Given task. Below is a block of records. Copy every line in it that contains the word "Daily".

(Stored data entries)
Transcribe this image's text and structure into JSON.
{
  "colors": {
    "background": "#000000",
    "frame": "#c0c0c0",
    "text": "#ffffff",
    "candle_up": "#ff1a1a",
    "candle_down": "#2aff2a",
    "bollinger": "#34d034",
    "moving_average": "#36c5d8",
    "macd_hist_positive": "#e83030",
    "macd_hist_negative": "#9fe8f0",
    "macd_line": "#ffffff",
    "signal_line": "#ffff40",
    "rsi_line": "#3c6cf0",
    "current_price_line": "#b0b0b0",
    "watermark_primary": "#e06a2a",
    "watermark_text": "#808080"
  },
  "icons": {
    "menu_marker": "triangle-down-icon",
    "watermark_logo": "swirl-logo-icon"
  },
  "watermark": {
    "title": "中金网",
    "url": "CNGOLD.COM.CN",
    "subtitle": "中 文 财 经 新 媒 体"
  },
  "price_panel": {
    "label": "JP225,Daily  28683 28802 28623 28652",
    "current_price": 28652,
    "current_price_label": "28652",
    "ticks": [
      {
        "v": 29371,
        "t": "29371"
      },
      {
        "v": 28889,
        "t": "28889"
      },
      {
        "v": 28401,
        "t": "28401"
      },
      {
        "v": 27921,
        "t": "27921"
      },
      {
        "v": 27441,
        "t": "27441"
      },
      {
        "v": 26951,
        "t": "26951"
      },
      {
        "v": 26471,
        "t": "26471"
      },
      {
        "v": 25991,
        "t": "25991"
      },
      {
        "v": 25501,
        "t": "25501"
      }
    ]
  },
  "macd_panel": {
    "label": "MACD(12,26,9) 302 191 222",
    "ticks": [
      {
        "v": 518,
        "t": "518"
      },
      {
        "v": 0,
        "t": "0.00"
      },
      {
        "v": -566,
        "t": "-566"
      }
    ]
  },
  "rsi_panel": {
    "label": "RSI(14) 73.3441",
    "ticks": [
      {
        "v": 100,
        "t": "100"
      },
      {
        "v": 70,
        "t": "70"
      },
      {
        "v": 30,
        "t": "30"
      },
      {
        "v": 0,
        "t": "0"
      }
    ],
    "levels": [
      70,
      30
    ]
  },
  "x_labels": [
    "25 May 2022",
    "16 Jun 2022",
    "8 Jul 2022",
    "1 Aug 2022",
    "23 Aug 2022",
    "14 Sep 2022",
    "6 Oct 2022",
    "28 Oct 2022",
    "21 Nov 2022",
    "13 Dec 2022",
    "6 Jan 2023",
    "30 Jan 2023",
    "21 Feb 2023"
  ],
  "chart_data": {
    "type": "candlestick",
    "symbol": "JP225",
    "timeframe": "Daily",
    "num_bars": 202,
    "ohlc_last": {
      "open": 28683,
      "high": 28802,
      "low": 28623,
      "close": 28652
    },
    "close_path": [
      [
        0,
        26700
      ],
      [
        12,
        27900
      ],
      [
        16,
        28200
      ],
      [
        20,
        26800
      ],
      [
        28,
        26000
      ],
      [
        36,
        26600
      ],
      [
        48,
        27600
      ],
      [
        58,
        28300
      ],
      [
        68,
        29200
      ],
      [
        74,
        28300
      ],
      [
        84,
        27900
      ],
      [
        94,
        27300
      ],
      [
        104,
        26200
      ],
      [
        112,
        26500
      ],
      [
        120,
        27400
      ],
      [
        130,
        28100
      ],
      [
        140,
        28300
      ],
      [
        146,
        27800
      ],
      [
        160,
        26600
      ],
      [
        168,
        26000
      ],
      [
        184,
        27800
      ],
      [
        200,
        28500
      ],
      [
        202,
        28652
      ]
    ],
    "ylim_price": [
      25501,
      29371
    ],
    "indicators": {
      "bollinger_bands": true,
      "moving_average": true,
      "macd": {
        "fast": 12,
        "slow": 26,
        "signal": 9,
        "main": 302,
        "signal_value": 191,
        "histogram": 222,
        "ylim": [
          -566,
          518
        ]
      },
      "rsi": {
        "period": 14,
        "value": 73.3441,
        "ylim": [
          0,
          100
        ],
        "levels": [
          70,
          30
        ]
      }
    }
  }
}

Task answer.
    "label": "JP225,Daily  28683 28802 28623 28652",
    "timeframe": "Daily",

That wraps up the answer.